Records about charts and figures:
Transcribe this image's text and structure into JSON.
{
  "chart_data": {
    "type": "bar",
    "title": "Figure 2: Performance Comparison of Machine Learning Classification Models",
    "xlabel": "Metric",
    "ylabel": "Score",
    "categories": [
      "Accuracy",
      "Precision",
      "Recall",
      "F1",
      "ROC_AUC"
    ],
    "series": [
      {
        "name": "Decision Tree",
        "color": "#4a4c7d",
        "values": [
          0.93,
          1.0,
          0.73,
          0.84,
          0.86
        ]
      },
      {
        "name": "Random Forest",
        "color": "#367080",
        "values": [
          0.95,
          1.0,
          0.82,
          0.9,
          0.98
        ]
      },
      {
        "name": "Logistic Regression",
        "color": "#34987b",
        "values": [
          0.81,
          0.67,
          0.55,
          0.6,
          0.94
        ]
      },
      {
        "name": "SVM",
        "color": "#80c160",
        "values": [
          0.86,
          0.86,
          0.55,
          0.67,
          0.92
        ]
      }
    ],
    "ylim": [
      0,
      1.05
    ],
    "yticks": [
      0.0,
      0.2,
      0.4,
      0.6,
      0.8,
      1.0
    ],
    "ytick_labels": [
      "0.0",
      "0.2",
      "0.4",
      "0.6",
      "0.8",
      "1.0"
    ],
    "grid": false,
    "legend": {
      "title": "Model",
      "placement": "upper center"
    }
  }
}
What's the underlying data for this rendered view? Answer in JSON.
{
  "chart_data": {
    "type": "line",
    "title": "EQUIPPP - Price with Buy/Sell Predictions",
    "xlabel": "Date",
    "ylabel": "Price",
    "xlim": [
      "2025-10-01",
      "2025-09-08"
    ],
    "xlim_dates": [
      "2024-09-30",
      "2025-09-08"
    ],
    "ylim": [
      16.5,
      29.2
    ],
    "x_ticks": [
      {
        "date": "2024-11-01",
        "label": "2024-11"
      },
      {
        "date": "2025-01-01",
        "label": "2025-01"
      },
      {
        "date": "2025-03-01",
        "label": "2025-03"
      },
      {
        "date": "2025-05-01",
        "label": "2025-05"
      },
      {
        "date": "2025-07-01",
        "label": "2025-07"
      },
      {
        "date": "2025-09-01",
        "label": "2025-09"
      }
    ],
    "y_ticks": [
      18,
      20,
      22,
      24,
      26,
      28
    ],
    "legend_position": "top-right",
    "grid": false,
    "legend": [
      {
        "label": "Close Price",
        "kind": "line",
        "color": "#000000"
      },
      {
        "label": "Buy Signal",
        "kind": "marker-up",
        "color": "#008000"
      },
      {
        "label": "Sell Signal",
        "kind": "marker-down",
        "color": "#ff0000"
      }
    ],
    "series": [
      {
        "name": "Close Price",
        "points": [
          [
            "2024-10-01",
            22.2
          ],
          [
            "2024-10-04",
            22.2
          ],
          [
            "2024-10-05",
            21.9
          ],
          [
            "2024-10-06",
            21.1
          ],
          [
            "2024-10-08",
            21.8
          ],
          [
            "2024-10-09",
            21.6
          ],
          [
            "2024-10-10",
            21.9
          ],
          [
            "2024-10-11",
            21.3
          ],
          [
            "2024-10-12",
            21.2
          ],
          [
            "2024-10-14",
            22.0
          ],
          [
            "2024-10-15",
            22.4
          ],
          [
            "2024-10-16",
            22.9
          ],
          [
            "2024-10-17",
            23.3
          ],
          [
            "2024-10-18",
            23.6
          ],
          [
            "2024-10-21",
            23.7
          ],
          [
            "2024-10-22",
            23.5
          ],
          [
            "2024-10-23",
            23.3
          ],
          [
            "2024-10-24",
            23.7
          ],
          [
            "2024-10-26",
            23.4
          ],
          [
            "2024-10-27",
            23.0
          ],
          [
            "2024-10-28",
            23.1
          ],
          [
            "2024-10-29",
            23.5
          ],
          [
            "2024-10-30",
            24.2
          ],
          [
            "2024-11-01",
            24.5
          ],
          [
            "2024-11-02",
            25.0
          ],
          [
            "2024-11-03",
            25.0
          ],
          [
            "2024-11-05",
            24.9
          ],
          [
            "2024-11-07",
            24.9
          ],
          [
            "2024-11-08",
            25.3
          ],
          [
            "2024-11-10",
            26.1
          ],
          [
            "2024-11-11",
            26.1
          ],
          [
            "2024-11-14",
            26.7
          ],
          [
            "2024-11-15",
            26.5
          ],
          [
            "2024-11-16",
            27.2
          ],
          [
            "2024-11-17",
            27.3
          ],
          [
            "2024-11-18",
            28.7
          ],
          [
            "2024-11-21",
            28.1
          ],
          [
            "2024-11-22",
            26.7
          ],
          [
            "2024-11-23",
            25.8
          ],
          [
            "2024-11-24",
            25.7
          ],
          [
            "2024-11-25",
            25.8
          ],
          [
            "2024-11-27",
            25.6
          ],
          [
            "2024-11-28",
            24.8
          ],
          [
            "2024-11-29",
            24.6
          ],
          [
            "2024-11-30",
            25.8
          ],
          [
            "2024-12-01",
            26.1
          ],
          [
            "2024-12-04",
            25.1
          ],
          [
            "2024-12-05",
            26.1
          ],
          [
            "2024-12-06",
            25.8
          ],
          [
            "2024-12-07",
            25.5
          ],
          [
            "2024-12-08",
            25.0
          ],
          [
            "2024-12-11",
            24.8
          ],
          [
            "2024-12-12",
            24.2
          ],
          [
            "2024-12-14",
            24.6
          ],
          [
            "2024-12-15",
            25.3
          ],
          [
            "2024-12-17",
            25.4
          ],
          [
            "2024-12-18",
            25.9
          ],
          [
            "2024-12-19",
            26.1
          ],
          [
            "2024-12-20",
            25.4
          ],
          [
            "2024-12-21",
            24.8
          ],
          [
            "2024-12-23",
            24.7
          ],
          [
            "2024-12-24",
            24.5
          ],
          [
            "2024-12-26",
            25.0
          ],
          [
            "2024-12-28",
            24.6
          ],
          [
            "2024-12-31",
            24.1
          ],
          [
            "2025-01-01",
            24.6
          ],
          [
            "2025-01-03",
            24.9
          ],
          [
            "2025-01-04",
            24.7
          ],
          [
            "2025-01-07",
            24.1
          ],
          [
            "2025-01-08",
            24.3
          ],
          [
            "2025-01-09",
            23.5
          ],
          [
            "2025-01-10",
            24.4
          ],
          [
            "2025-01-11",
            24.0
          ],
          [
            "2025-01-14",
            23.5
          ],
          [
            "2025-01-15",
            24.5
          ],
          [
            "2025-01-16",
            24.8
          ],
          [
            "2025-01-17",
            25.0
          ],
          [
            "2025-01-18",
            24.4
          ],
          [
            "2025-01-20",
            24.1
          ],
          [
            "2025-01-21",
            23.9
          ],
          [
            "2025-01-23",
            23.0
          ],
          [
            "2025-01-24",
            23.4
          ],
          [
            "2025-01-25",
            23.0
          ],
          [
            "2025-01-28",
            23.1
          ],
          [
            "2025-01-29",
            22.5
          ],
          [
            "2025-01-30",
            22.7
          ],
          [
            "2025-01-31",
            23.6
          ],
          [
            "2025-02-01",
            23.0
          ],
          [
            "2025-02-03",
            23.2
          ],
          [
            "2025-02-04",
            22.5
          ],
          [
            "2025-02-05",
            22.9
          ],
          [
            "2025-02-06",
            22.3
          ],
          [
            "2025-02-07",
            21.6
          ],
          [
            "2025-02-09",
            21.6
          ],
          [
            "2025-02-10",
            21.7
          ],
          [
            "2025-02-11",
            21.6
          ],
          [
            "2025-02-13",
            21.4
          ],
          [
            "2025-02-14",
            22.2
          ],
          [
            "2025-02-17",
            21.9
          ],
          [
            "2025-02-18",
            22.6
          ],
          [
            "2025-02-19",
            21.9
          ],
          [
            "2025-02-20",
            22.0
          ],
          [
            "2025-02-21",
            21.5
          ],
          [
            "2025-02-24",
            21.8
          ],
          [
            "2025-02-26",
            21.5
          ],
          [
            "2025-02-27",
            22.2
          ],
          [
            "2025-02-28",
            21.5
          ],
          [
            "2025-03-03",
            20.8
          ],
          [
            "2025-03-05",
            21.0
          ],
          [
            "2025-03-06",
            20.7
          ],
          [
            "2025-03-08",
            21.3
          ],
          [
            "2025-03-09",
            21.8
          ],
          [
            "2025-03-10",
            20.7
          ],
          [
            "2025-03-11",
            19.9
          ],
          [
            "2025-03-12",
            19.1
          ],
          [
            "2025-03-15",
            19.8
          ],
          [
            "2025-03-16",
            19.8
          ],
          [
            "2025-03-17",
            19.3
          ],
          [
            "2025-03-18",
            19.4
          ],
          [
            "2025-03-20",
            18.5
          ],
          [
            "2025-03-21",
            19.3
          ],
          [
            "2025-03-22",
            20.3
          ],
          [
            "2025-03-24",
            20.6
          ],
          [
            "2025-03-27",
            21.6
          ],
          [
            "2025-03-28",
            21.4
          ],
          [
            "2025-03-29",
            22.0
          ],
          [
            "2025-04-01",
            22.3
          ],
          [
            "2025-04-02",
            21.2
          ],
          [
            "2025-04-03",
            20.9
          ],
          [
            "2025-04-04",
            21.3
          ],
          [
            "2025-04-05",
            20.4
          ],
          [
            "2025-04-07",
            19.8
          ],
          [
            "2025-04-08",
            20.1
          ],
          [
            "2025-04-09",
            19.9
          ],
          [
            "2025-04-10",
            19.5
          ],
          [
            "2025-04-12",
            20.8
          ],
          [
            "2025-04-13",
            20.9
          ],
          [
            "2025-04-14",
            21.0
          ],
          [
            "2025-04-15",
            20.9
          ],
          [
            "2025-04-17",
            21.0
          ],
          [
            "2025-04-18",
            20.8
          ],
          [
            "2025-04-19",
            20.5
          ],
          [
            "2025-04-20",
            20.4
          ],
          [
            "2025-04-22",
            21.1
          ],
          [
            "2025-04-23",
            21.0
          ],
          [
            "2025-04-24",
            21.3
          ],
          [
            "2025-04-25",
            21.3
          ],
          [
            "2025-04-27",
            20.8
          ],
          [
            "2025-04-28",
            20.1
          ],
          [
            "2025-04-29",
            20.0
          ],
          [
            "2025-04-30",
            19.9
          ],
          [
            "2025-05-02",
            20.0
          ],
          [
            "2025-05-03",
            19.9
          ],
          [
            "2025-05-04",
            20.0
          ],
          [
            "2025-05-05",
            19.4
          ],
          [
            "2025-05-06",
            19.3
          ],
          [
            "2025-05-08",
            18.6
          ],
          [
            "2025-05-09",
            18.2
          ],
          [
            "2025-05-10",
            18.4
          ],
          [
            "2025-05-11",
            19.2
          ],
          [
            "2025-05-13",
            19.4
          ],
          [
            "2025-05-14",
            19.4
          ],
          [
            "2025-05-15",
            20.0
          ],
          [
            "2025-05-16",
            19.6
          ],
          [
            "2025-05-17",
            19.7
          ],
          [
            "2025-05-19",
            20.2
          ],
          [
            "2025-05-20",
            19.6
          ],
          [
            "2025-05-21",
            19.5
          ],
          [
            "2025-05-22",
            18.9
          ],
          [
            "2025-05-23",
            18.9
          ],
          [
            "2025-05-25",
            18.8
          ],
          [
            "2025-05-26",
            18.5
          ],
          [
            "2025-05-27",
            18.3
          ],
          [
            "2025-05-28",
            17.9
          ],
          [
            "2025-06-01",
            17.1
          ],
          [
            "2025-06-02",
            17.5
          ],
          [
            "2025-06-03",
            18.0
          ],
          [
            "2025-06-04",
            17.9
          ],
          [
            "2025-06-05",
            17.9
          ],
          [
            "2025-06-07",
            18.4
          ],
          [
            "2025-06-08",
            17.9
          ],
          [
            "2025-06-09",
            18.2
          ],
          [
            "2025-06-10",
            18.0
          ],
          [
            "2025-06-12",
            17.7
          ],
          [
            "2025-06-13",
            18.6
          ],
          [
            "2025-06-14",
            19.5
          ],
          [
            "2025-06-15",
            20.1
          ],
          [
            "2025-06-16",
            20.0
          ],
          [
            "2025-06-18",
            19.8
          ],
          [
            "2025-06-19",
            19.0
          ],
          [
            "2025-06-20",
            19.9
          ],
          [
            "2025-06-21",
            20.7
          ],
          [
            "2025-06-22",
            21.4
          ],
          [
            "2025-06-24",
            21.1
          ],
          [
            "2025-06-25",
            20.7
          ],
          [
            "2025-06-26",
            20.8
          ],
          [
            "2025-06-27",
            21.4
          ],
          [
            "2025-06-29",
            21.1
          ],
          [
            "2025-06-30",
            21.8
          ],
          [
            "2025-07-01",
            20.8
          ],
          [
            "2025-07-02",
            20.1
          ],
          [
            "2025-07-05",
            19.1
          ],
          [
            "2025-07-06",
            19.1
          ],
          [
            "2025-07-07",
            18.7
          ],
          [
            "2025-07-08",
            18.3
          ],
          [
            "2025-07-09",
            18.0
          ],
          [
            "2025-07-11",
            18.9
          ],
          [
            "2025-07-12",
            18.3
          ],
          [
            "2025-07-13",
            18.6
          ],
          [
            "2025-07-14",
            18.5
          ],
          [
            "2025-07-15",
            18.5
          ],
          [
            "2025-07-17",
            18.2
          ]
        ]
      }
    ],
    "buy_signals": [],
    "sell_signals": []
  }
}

WHAT THIS TASK INVOLVES:
Which lines contain the word "color"? Copy each of them.

FULL ANSWER:
        "color": "#4a4c7d",
        "color": "#367080",
        "color": "#34987b",
        "color": "#80c160",
        "color": "#000000"
        "color": "#008000"
        "color": "#ff0000"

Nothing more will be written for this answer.